** DATASET RECORDS **
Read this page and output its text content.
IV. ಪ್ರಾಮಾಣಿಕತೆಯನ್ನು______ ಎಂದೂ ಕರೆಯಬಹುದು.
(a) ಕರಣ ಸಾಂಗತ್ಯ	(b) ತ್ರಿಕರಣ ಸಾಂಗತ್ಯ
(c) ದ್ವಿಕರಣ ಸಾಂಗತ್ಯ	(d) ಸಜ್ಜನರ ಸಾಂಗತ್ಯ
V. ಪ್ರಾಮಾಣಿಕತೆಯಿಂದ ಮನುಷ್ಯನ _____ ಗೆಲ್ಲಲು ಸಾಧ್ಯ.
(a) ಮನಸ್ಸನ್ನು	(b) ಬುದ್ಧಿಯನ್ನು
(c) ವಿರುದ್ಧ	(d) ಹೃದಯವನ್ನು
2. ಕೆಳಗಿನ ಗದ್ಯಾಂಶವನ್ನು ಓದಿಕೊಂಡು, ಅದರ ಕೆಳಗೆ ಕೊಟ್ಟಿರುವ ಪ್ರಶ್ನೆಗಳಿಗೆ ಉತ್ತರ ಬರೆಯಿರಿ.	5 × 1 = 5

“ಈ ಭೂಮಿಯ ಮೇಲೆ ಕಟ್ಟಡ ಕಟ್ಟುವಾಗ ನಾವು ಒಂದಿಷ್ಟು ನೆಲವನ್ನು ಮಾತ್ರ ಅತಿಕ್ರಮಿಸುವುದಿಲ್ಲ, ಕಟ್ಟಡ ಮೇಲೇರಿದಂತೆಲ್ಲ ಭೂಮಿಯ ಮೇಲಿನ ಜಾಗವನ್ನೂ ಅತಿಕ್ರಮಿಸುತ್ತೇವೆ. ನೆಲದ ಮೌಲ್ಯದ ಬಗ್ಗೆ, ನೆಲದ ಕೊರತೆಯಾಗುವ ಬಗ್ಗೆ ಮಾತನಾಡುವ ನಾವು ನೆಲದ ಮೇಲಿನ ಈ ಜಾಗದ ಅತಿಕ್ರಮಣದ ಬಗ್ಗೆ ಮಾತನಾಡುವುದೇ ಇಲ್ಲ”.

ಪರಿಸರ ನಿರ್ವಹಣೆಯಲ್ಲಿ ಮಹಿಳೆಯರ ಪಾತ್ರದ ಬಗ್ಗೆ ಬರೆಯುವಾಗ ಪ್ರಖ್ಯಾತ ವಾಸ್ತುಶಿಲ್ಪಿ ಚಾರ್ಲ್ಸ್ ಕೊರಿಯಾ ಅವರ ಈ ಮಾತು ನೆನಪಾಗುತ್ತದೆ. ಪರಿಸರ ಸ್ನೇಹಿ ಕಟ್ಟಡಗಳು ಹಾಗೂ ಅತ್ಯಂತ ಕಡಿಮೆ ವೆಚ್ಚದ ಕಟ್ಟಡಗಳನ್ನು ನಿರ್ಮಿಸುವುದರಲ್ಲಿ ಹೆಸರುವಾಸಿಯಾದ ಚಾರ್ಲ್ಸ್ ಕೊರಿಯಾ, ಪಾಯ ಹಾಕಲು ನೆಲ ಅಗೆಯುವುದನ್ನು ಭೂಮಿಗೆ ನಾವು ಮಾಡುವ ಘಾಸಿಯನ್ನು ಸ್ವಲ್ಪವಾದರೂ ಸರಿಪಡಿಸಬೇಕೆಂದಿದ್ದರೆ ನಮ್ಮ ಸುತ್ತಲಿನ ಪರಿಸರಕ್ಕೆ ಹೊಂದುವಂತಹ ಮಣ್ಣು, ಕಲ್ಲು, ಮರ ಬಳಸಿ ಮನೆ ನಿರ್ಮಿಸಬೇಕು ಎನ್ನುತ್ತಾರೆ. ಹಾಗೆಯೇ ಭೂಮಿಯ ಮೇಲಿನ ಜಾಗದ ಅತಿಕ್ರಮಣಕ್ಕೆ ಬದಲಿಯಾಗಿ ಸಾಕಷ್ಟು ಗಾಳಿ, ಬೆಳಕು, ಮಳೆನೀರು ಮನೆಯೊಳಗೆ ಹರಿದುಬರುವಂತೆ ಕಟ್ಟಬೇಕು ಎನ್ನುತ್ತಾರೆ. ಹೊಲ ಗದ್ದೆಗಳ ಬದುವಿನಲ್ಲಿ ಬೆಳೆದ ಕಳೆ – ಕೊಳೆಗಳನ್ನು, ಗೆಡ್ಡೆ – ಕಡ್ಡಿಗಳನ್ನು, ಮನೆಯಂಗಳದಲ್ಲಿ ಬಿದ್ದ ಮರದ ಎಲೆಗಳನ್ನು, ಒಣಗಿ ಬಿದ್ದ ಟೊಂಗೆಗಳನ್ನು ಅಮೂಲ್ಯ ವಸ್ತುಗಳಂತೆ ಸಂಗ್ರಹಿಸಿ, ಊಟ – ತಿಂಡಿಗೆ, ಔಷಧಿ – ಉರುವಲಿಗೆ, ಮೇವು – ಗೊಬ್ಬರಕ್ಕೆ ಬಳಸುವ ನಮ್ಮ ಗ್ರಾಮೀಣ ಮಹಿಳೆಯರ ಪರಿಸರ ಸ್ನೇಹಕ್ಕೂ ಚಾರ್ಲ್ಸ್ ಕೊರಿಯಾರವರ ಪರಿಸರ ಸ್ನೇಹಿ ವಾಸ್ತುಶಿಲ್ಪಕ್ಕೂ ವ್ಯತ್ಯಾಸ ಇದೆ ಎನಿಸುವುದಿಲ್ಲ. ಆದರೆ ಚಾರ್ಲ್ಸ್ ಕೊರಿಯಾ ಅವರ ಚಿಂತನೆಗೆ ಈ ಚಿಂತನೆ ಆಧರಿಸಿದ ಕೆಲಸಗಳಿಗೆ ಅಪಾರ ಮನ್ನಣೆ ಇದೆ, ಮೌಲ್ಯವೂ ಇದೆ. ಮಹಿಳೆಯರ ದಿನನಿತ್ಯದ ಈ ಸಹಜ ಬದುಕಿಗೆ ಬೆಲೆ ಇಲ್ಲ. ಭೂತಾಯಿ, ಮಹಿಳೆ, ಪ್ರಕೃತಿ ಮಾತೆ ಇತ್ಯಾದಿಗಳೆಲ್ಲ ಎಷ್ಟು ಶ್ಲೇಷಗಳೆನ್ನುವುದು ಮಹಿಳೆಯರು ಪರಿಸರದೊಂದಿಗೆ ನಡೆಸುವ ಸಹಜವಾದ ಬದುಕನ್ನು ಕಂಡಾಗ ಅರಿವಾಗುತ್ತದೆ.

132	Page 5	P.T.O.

** TASK REQUIREMENTS **
Can you give every line above again, exactly as written?

** FINISHED TASK **
Read this page and output its text content.
IV. ಪ್ರಾಮಾಣಿಕತೆಯನ್ನು______ ಎಂದೂ ಕರೆಯಬಹುದು.
(a) ಕರಣ ಸಾಂಗತ್ಯ	(b) ತ್ರಿಕರಣ ಸಾಂಗತ್ಯ
(c) ದ್ವಿಕರಣ ಸಾಂಗತ್ಯ	(d) ಸಜ್ಜನರ ಸಾಂಗತ್ಯ
V. ಪ್ರಾಮಾಣಿಕತೆಯಿಂದ ಮನುಷ್ಯನ _____ ಗೆಲ್ಲಲು ಸಾಧ್ಯ.
(a) ಮನಸ್ಸನ್ನು	(b) ಬುದ್ಧಿಯನ್ನು
(c) ವಿರುದ್ಧ	(d) ಹೃದಯವನ್ನು
2. ಕೆಳಗಿನ ಗದ್ಯಾಂಶವನ್ನು ಓದಿಕೊಂಡು, ಅದರ ಕೆಳಗೆ ಕೊಟ್ಟಿರುವ ಪ್ರಶ್ನೆಗಳಿಗೆ ಉತ್ತರ ಬರೆಯಿರಿ.	5 × 1 = 5

“ಈ ಭೂಮಿಯ ಮೇಲೆ ಕಟ್ಟಡ ಕಟ್ಟುವಾಗ ನಾವು ಒಂದಿಷ್ಟು ನೆಲವನ್ನು ಮಾತ್ರ ಅತಿಕ್ರಮಿಸುವುದಿಲ್ಲ, ಕಟ್ಟಡ ಮೇಲೇರಿದಂತೆಲ್ಲ ಭೂಮಿಯ ಮೇಲಿನ ಜಾಗವನ್ನೂ ಅತಿಕ್ರಮಿಸುತ್ತೇವೆ. ನೆಲದ ಮೌಲ್ಯದ ಬಗ್ಗೆ, ನೆಲದ ಕೊರತೆಯಾಗುವ ಬಗ್ಗೆ ಮಾತನಾಡುವ ನಾವು ನೆಲದ ಮೇಲಿನ ಈ ಜಾಗದ ಅತಿಕ್ರಮಣದ ಬಗ್ಗೆ ಮಾತನಾಡುವುದೇ ಇಲ್ಲ”.

ಪರಿಸರ ನಿರ್ವಹಣೆಯಲ್ಲಿ ಮಹಿಳೆಯರ ಪಾತ್ರದ ಬಗ್ಗೆ ಬರೆಯುವಾಗ ಪ್ರಖ್ಯಾತ ವಾಸ್ತುಶಿಲ್ಪಿ ಚಾರ್ಲ್ಸ್ ಕೊರಿಯಾ ಅವರ ಈ ಮಾತು ನೆನಪಾಗುತ್ತದೆ. ಪರಿಸರ ಸ್ನೇಹಿ ಕಟ್ಟಡಗಳು ಹಾಗೂ ಅತ್ಯಂತ ಕಡಿಮೆ ವೆಚ್ಚದ ಕಟ್ಟಡಗಳನ್ನು ನಿರ್ಮಿಸುವುದರಲ್ಲಿ ಹೆಸರುವಾಸಿಯಾದ ಚಾರ್ಲ್ಸ್ ಕೊರಿಯಾ, ಪಾಯ ಹಾಕಲು ನೆಲ ಅಗೆಯುವುದನ್ನು ಭೂಮಿಗೆ ನಾವು ಮಾಡುವ ಘಾಸಿಯನ್ನು ಸ್ವಲ್ಪವಾದರೂ ಸರಿಪಡಿಸಬೇಕೆಂದಿದ್ದರೆ ನಮ್ಮ ಸುತ್ತಲಿನ ಪರಿಸರಕ್ಕೆ ಹೊಂದುವಂತಹ ಮಣ್ಣು, ಕಲ್ಲು, ಮರ ಬಳಸಿ ಮನೆ ನಿರ್ಮಿಸಬೇಕು ಎನ್ನುತ್ತಾರೆ. ಹಾಗೆಯೇ ಭೂಮಿಯ ಮೇಲಿನ ಜಾಗದ ಅತಿಕ್ರಮಣಕ್ಕೆ ಬದಲಿಯಾಗಿ ಸಾಕಷ್ಟು ಗಾಳಿ, ಬೆಳಕು, ಮಳೆನೀರು ಮನೆಯೊಳಗೆ ಹರಿದುಬರುವಂತೆ ಕಟ್ಟಬೇಕು ಎನ್ನುತ್ತಾರೆ. ಹೊಲ ಗದ್ದೆಗಳ ಬದುವಿನಲ್ಲಿ ಬೆಳೆದ ಕಳೆ – ಕೊಳೆಗಳನ್ನು, ಗೆಡ್ಡೆ – ಕಡ್ಡಿಗಳನ್ನು, ಮನೆಯಂಗಳದಲ್ಲಿ ಬಿದ್ದ ಮರದ ಎಲೆಗಳನ್ನು, ಒಣಗಿ ಬಿದ್ದ ಟೊಂಗೆಗಳನ್ನು ಅಮೂಲ್ಯ ವಸ್ತುಗಳಂತೆ ಸಂಗ್ರಹಿಸಿ, ಊಟ – ತಿಂಡಿಗೆ, ಔಷಧಿ – ಉರುವಲಿಗೆ, ಮೇವು – ಗೊಬ್ಬರಕ್ಕೆ ಬಳಸುವ ನಮ್ಮ ಗ್ರಾಮೀಣ ಮಹಿಳೆಯರ ಪರಿಸರ ಸ್ನೇಹಕ್ಕೂ ಚಾರ್ಲ್ಸ್ ಕೊರಿಯಾರವರ ಪರಿಸರ ಸ್ನೇಹಿ ವಾಸ್ತುಶಿಲ್ಪಕ್ಕೂ ವ್ಯತ್ಯಾಸ ಇದೆ ಎನಿಸುವುದಿಲ್ಲ. ಆದರೆ ಚಾರ್ಲ್ಸ್ ಕೊರಿಯಾ ಅವರ ಚಿಂತನೆಗೆ ಈ ಚಿಂತನೆ ಆಧರಿಸಿದ ಕೆಲಸಗಳಿಗೆ ಅಪಾರ ಮನ್ನಣೆ ಇದೆ, ಮೌಲ್ಯವೂ ಇದೆ. ಮಹಿಳೆಯರ ದಿನನಿತ್ಯದ ಈ ಸಹಜ ಬದುಕಿಗೆ ಬೆಲೆ ಇಲ್ಲ. ಭೂತಾಯಿ, ಮಹಿಳೆ, ಪ್ರಕೃತಿ ಮಾತೆ ಇತ್ಯಾದಿಗಳೆಲ್ಲ ಎಷ್ಟು ಶ್ಲೇಷಗಳೆನ್ನುವುದು ಮಹಿಳೆಯರು ಪರಿಸರದೊಂದಿಗೆ ನಡೆಸುವ ಸಹಜವಾದ ಬದುಕನ್ನು ಕಂಡಾಗ ಅರಿವಾಗುತ್ತದೆ.

132	Page 5	P.T.O.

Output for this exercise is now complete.